-------- DATA SUPPLIED --------

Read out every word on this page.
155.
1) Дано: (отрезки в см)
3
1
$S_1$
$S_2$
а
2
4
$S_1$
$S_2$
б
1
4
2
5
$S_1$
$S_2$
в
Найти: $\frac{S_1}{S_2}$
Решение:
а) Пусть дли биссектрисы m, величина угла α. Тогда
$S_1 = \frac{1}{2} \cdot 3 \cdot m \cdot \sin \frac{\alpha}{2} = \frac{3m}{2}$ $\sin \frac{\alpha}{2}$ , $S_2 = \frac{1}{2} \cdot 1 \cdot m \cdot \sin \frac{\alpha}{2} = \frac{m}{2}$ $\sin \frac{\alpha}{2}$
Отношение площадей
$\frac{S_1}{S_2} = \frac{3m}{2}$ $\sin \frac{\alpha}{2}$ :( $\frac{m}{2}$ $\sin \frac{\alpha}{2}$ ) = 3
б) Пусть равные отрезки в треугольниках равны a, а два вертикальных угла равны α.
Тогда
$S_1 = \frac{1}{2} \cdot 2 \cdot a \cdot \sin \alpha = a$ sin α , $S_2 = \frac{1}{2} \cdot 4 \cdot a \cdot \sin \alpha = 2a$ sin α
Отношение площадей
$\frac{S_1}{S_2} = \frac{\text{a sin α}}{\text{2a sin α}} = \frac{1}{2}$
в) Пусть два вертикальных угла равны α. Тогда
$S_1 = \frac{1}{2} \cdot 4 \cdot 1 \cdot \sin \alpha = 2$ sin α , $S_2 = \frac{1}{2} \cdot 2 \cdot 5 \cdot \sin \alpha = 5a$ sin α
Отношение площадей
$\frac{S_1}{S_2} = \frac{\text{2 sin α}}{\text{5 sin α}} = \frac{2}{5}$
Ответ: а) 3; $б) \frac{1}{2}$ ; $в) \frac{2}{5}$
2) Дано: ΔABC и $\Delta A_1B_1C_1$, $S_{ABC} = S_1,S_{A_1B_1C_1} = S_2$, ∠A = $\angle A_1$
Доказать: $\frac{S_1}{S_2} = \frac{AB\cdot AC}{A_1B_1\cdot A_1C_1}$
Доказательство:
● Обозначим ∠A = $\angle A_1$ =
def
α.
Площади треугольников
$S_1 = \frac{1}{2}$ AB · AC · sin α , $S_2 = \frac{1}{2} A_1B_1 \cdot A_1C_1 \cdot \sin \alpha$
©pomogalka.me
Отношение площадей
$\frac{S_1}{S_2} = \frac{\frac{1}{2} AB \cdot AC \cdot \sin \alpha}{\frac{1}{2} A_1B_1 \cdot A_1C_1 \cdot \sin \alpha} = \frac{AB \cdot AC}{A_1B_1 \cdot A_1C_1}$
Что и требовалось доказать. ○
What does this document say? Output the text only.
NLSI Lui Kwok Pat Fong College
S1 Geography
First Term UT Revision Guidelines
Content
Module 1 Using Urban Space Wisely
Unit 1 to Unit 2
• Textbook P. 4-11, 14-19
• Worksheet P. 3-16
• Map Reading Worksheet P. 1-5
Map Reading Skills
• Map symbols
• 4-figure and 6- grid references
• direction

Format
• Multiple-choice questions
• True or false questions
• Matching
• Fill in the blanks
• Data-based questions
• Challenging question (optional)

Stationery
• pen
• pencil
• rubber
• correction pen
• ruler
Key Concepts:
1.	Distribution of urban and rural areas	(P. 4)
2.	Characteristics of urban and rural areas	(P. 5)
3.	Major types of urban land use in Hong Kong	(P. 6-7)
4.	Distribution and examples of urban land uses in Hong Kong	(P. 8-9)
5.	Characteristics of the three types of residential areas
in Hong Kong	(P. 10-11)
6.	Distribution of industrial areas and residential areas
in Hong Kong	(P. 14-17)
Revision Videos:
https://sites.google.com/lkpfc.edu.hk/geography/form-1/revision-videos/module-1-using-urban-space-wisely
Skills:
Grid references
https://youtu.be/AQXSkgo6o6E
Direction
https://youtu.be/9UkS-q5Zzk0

--------

GOAL:
Copy each line of the records that contains the word "отрезки".

WRITTEN ANSWER:
1) Дано: (отрезки в см)
б) Пусть равные отрезки в треугольниках равны a, а два вертикальных угла равны α.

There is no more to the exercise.